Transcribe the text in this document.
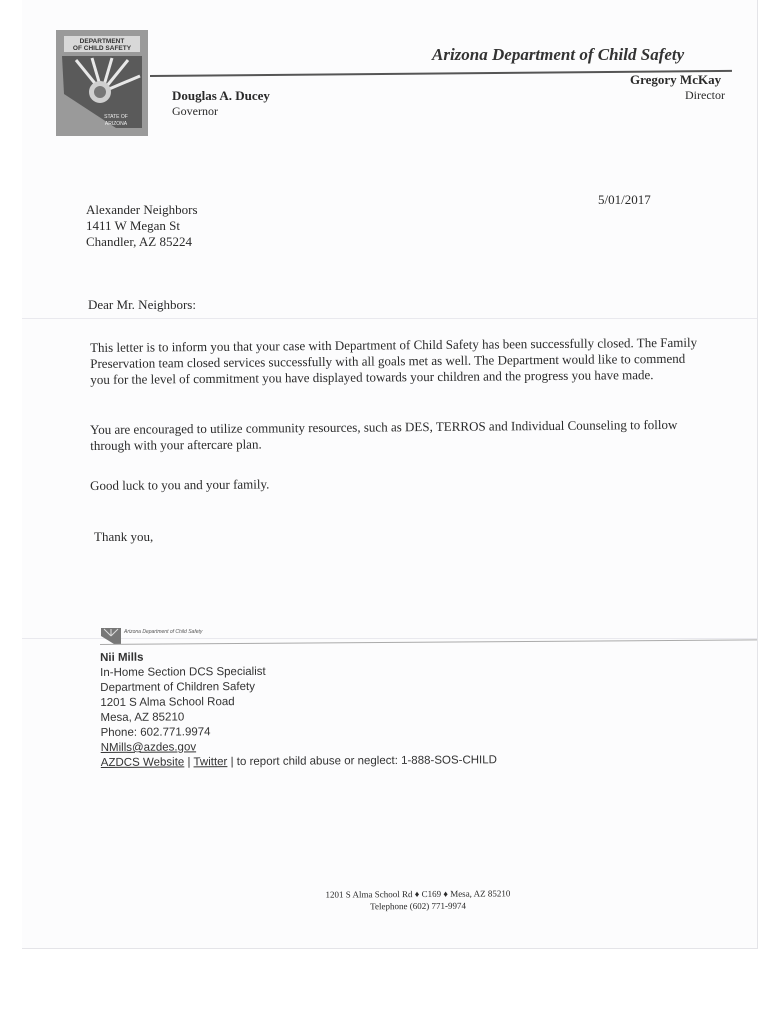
DEPARTMENT
OF CHILD SAFETY
STATE OF
ARIZONA
Arizona Department of Child Safety
Douglas A. Ducey
Governor
Gregory McKay
Director
5/01/2017
Alexander Neighbors
1411 W Megan St
Chandler, AZ 85224
Dear Mr. Neighbors:
This letter is to inform you that your case with Department of Child Safety has been successfully closed. The Family Preservation team closed services successfully with all goals met as well. The Department would like to commend you for the level of commitment you have displayed towards your children and the progress you have made.
You are encouraged to utilize community resources, such as DES, TERROS and Individual Counseling to follow through with your aftercare plan.
Good luck to you and your family.
Thank you,
Arizona Department of Child Safety
Nii Mills
In-Home Section DCS Specialist
Department of Children Safety
1201 S Alma School Road
Mesa, AZ 85210
Phone: 602.771.9974
NMills@azdes.gov
AZDCS Website | Twitter | to report child abuse or neglect: 1-888-SOS-CHILD
1201 S Alma School Rd ♦ C169 ♦ Mesa, AZ 85210
Telephone (602) 771-9974
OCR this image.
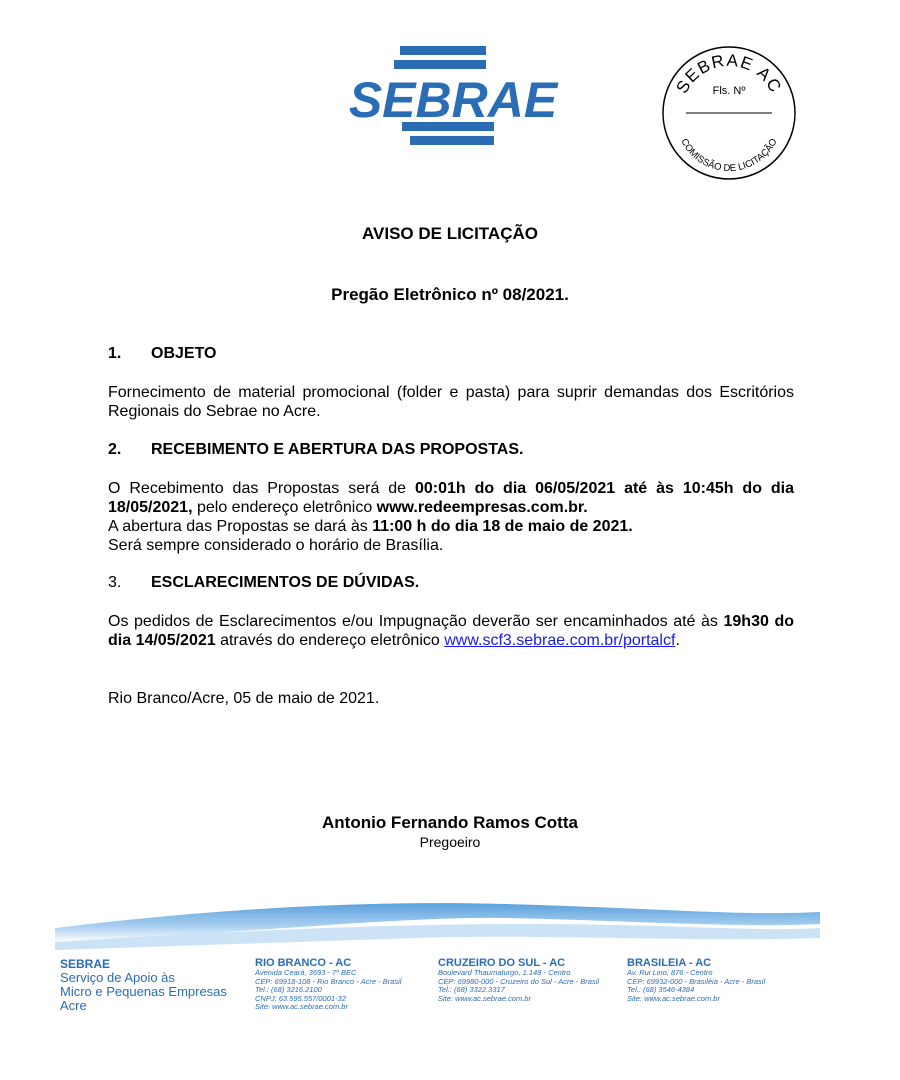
SEBRAE	SEBRAE AC
Fls. Nº
COMISSÃO DE LICITAÇÃO
AVISO DE LICITAÇÃO
Pregão Eletrônico nº 08/2021.
1. OBJETO
Fornecimento de material promocional (folder e pasta) para suprir demandas dos Escritórios Regionais do Sebrae no Acre.
2. RECEBIMENTO E ABERTURA DAS PROPOSTAS.
O Recebimento das Propostas será de 00:01h do dia 06/05/2021 até às 10:45h do dia 18/05/2021, pelo endereço eletrônico www.redeempresas.com.br.
A abertura das Propostas se dará às 11:00 h do dia 18 de maio de 2021.
Será sempre considerado o horário de Brasília.
3. ESCLARECIMENTOS DE DÚVIDAS.
Os pedidos de Esclarecimentos e/ou Impugnação deverão ser encaminhados até às 19h30 do dia 14/05/2021 através do endereço eletrônico www.scf3.sebrae.com.br/portalcf.
Rio Branco/Acre, 05 de maio de 2021.
Antonio Fernando Ramos Cotta
Pregoeiro
SEBRAE
Serviço de Apoio às
Micro e Pequenas Empresas
Acre
RIO BRANCO - AC
Avenida Ceará, 3693 - 7º BEC
CEP: 69918-108 - Rio Branco - Acre - Brasil
Tel.: (68) 3216.2100
CNPJ: 63.595.557/0001-32
Site: www.ac.sebrae.com.br
CRUZEIRO DO SUL - AC
Boulevard Thaumaturgo, 1.148 - Centro
CEP: 69980-000 - Cruzeiro do Sul - Acre - Brasil
Tel.: (68) 3322.3317
Site: www.ac.sebrae.com.br
BRASILEIA - AC
Av. Rui Lino, 876 - Centro
CEP: 69932-000 - Brasiléia - Acre - Brasil
Tel.: (68) 3546-4384
Site: www.ac.sebrae.com.br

### SET TASK
Find the line that contains "OCR this image.", then write out that line and every line after it through the end of the records, exactly. Leave the pictures out.

### SOLUTION TO THE PROBLEM
OCR this image.
SEBRAE	SEBRAE AC
Fls. Nº
COMISSÃO DE LICITAÇÃO
AVISO DE LICITAÇÃO
Pregão Eletrônico nº 08/2021.
1. OBJETO
Fornecimento de material promocional (folder e pasta) para suprir demandas dos Escritórios Regionais do Sebrae no Acre.
2. RECEBIMENTO E ABERTURA DAS PROPOSTAS.
O Recebimento das Propostas será de 00:01h do dia 06/05/2021 até às 10:45h do dia 18/05/2021, pelo endereço eletrônico www.redeempresas.com.br.
A abertura das Propostas se dará às 11:00 h do dia 18 de maio de 2021.
Será sempre considerado o horário de Brasília.
3. ESCLARECIMENTOS DE DÚVIDAS.
Os pedidos de Esclarecimentos e/ou Impugnação deverão ser encaminhados até às 19h30 do dia 14/05/2021 através do endereço eletrônico www.scf3.sebrae.com.br/portalcf.
Rio Branco/Acre, 05 de maio de 2021.
Antonio Fernando Ramos Cotta
Pregoeiro
SEBRAE
Serviço de Apoio às
Micro e Pequenas Empresas
Acre
RIO BRANCO - AC
Avenida Ceará, 3693 - 7º BEC
CEP: 69918-108 - Rio Branco - Acre - Brasil
Tel.: (68) 3216.2100
CNPJ: 63.595.557/0001-32
Site: www.ac.sebrae.com.br
CRUZEIRO DO SUL - AC
Boulevard Thaumaturgo, 1.148 - Centro
CEP: 69980-000 - Cruzeiro do Sul - Acre - Brasil
Tel.: (68) 3322.3317
Site: www.ac.sebrae.com.br
BRASILEIA - AC
Av. Rui Lino, 876 - Centro
CEP: 69932-000 - Brasiléia - Acre - Brasil
Tel.: (68) 3546-4384
Site: www.ac.sebrae.com.br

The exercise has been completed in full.